##### Task material
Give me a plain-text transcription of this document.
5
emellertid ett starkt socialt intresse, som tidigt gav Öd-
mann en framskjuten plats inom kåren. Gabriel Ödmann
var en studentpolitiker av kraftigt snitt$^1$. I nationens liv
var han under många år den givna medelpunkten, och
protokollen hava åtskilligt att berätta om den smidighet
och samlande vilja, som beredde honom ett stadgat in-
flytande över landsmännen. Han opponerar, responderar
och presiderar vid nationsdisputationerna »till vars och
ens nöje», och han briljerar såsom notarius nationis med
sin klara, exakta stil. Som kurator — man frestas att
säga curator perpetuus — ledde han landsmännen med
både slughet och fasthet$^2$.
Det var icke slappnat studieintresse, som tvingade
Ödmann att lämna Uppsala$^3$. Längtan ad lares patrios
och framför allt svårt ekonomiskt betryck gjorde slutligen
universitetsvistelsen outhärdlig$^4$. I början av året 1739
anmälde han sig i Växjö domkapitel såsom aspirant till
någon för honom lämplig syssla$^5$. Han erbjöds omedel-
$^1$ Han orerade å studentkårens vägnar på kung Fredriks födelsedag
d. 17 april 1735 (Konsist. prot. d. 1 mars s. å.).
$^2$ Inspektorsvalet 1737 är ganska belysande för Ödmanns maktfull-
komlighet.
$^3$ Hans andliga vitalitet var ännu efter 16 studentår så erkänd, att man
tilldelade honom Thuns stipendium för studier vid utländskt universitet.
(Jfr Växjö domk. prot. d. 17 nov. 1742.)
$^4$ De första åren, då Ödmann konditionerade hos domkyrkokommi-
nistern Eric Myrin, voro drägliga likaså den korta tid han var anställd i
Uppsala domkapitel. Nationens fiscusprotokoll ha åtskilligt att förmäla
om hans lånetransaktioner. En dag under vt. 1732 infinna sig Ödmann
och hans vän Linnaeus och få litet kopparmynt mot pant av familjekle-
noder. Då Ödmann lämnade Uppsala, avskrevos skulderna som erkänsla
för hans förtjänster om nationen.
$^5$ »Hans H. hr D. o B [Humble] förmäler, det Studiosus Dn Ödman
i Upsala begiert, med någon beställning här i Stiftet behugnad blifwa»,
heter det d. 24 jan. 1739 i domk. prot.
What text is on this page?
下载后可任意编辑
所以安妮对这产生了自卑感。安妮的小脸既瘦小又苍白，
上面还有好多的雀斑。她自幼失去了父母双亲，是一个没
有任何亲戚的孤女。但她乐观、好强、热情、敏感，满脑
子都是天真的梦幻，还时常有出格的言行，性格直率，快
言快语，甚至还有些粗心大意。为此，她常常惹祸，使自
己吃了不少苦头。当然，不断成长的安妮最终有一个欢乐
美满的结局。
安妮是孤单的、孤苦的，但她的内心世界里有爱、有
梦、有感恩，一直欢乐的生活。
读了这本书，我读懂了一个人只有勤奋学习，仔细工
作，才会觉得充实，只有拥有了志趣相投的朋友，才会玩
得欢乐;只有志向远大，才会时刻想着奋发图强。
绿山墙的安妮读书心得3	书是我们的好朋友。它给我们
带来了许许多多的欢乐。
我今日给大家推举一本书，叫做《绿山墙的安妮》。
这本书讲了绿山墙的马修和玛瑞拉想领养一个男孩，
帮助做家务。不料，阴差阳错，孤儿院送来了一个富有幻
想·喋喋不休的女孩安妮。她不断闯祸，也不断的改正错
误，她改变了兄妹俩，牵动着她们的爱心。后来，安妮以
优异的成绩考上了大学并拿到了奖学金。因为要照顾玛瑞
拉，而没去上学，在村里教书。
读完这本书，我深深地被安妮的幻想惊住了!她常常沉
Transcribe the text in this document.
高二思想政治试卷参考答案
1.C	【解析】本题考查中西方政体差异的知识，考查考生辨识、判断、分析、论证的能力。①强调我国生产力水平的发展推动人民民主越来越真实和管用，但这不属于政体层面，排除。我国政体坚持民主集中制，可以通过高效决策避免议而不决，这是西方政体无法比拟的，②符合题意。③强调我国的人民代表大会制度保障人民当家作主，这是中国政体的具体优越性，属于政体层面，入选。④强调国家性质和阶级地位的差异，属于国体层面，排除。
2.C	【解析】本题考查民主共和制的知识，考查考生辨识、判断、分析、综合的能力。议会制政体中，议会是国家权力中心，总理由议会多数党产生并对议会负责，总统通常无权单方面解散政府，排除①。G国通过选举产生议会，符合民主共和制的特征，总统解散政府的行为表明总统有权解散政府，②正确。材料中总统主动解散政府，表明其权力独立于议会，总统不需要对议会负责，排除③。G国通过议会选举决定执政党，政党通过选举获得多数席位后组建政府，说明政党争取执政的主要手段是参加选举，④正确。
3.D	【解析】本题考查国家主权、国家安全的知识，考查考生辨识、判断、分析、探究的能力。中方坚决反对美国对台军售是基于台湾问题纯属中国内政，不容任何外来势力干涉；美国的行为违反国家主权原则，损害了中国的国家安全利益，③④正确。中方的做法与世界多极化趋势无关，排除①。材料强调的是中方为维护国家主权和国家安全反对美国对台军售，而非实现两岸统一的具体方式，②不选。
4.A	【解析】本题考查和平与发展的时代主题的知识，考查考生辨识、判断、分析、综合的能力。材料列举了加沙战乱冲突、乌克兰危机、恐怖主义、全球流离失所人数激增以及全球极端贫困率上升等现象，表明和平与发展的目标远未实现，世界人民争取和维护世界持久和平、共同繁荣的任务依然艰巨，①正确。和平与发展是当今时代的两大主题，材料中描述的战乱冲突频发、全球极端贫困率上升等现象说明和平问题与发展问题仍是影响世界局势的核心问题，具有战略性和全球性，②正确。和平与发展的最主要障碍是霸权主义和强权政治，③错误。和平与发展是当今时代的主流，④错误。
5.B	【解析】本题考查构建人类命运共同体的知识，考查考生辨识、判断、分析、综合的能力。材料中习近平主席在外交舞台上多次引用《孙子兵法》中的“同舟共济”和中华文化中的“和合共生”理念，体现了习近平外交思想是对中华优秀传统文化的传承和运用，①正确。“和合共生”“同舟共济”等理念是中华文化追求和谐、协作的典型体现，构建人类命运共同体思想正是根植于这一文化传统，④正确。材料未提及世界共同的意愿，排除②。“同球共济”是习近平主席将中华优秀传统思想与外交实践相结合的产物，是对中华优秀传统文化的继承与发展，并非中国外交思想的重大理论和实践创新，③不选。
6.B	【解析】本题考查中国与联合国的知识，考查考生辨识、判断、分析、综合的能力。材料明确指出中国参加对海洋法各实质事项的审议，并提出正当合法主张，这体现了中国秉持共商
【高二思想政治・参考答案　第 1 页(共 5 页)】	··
##########
Exercise objective: Write out only what runs from the line holding "What text is on this page?" through the last line of the records, exactly as shown.

Response below:
What text is on this page?
下载后可任意编辑
所以安妮对这产生了自卑感。安妮的小脸既瘦小又苍白，
上面还有好多的雀斑。她自幼失去了父母双亲，是一个没
有任何亲戚的孤女。但她乐观、好强、热情、敏感，满脑
子都是天真的梦幻，还时常有出格的言行，性格直率，快
言快语，甚至还有些粗心大意。为此，她常常惹祸，使自
己吃了不少苦头。当然，不断成长的安妮最终有一个欢乐
美满的结局。
安妮是孤单的、孤苦的，但她的内心世界里有爱、有
梦、有感恩，一直欢乐的生活。
读了这本书，我读懂了一个人只有勤奋学习，仔细工
作，才会觉得充实，只有拥有了志趣相投的朋友，才会玩
得欢乐;只有志向远大，才会时刻想着奋发图强。
绿山墙的安妮读书心得3	书是我们的好朋友。它给我们
带来了许许多多的欢乐。
我今日给大家推举一本书，叫做《绿山墙的安妮》。
这本书讲了绿山墙的马修和玛瑞拉想领养一个男孩，
帮助做家务。不料，阴差阳错，孤儿院送来了一个富有幻
想·喋喋不休的女孩安妮。她不断闯祸，也不断的改正错
误，她改变了兄妹俩，牵动着她们的爱心。后来，安妮以
优异的成绩考上了大学并拿到了奖学金。因为要照顾玛瑞
拉，而没去上学，在村里教书。
读完这本书，我深深地被安妮的幻想惊住了!她常常沉
Transcribe the text in this document.
高二思想政治试卷参考答案
1.C	【解析】本题考查中西方政体差异的知识，考查考生辨识、判断、分析、论证的能力。①强调我国生产力水平的发展推动人民民主越来越真实和管用，但这不属于政体层面，排除。我国政体坚持民主集中制，可以通过高效决策避免议而不决，这是西方政体无法比拟的，②符合题意。③强调我国的人民代表大会制度保障人民当家作主，这是中国政体的具体优越性，属于政体层面，入选。④强调国家性质和阶级地位的差异，属于国体层面，排除。
2.C	【解析】本题考查民主共和制的知识，考查考生辨识、判断、分析、综合的能力。议会制政体中，议会是国家权力中心，总理由议会多数党产生并对议会负责，总统通常无权单方面解散政府，排除①。G国通过选举产生议会，符合民主共和制的特征，总统解散政府的行为表明总统有权解散政府，②正确。材料中总统主动解散政府，表明其权力独立于议会，总统不需要对议会负责，排除③。G国通过议会选举决定执政党，政党通过选举获得多数席位后组建政府，说明政党争取执政的主要手段是参加选举，④正确。
3.D	【解析】本题考查国家主权、国家安全的知识，考查考生辨识、判断、分析、探究的能力。中方坚决反对美国对台军售是基于台湾问题纯属中国内政，不容任何外来势力干涉；美国的行为违反国家主权原则，损害了中国的国家安全利益，③④正确。中方的做法与世界多极化趋势无关，排除①。材料强调的是中方为维护国家主权和国家安全反对美国对台军售，而非实现两岸统一的具体方式，②不选。
4.A	【解析】本题考查和平与发展的时代主题的知识，考查考生辨识、判断、分析、综合的能力。材料列举了加沙战乱冲突、乌克兰危机、恐怖主义、全球流离失所人数激增以及全球极端贫困率上升等现象，表明和平与发展的目标远未实现，世界人民争取和维护世界持久和平、共同繁荣的任务依然艰巨，①正确。和平与发展是当今时代的两大主题，材料中描述的战乱冲突频发、全球极端贫困率上升等现象说明和平问题与发展问题仍是影响世界局势的核心问题，具有战略性和全球性，②正确。和平与发展的最主要障碍是霸权主义和强权政治，③错误。和平与发展是当今时代的主流，④错误。
5.B	【解析】本题考查构建人类命运共同体的知识，考查考生辨识、判断、分析、综合的能力。材料中习近平主席在外交舞台上多次引用《孙子兵法》中的“同舟共济”和中华文化中的“和合共生”理念，体现了习近平外交思想是对中华优秀传统文化的传承和运用，①正确。“和合共生”“同舟共济”等理念是中华文化追求和谐、协作的典型体现，构建人类命运共同体思想正是根植于这一文化传统，④正确。材料未提及世界共同的意愿，排除②。“同球共济”是习近平主席将中华优秀传统思想与外交实践相结合的产物，是对中华优秀传统文化的继承与发展，并非中国外交思想的重大理论和实践创新，③不选。
6.B	【解析】本题考查中国与联合国的知识，考查考生辨识、判断、分析、综合的能力。材料明确指出中国参加对海洋法各实质事项的审议，并提出正当合法主张，这体现了中国秉持共商
【高二思想政治・参考答案　第 1 页(共 5 页)】	··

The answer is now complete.